◆ PROBLEM ◆
All material below is to be reproduced exactly.

-- start SUPPLIED RECORDS --

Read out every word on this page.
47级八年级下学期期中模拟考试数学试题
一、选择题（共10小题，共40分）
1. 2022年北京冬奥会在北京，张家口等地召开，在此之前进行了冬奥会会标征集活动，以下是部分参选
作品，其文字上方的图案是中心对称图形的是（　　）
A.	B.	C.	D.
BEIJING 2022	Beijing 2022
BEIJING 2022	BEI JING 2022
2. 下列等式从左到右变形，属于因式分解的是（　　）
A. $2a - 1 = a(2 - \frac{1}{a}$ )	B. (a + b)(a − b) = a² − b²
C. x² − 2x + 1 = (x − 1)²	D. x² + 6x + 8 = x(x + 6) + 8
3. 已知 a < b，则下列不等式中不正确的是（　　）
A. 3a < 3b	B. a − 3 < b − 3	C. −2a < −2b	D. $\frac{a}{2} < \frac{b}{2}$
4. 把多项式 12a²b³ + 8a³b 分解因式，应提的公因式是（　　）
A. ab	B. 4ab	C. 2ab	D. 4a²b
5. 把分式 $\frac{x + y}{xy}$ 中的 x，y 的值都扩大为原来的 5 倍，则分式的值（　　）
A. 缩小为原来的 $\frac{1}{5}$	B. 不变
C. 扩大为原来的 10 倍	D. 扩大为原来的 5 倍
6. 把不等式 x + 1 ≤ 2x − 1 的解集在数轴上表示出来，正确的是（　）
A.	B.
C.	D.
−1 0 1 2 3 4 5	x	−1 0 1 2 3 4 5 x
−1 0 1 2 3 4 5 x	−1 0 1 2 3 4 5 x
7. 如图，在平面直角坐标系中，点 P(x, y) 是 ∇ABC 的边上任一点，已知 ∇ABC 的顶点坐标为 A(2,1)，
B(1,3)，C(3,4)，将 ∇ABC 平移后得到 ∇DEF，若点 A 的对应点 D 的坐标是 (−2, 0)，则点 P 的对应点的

-- end SUPPLIED RECORDS --

◆ THE REPLY ◆
Read out every word on this page.
47级八年级下学期期中模拟考试数学试题
一、选择题（共10小题，共40分）
1. 2022年北京冬奥会在北京，张家口等地召开，在此之前进行了冬奥会会标征集活动，以下是部分参选
作品，其文字上方的图案是中心对称图形的是（　　）
A.	B.	C.	D.
BEIJING 2022	Beijing 2022
BEIJING 2022	BEI JING 2022
2. 下列等式从左到右变形，属于因式分解的是（　　）
A. $2a - 1 = a(2 - \frac{1}{a}$ )	B. (a + b)(a − b) = a² − b²
C. x² − 2x + 1 = (x − 1)²	D. x² + 6x + 8 = x(x + 6) + 8
3. 已知 a < b，则下列不等式中不正确的是（　　）
A. 3a < 3b	B. a − 3 < b − 3	C. −2a < −2b	D. $\frac{a}{2} < \frac{b}{2}$
4. 把多项式 12a²b³ + 8a³b 分解因式，应提的公因式是（　　）
A. ab	B. 4ab	C. 2ab	D. 4a²b
5. 把分式 $\frac{x + y}{xy}$ 中的 x，y 的值都扩大为原来的 5 倍，则分式的值（　　）
A. 缩小为原来的 $\frac{1}{5}$	B. 不变
C. 扩大为原来的 10 倍	D. 扩大为原来的 5 倍
6. 把不等式 x + 1 ≤ 2x − 1 的解集在数轴上表示出来，正确的是（　）
A.	B.
C.	D.
−1 0 1 2 3 4 5	x	−1 0 1 2 3 4 5 x
−1 0 1 2 3 4 5 x	−1 0 1 2 3 4 5 x
7. 如图，在平面直角坐标系中，点 P(x, y) 是 ∇ABC 的边上任一点，已知 ∇ABC 的顶点坐标为 A(2,1)，
B(1,3)，C(3,4)，将 ∇ABC 平移后得到 ∇DEF，若点 A 的对应点 D 的坐标是 (−2, 0)，则点 P 的对应点的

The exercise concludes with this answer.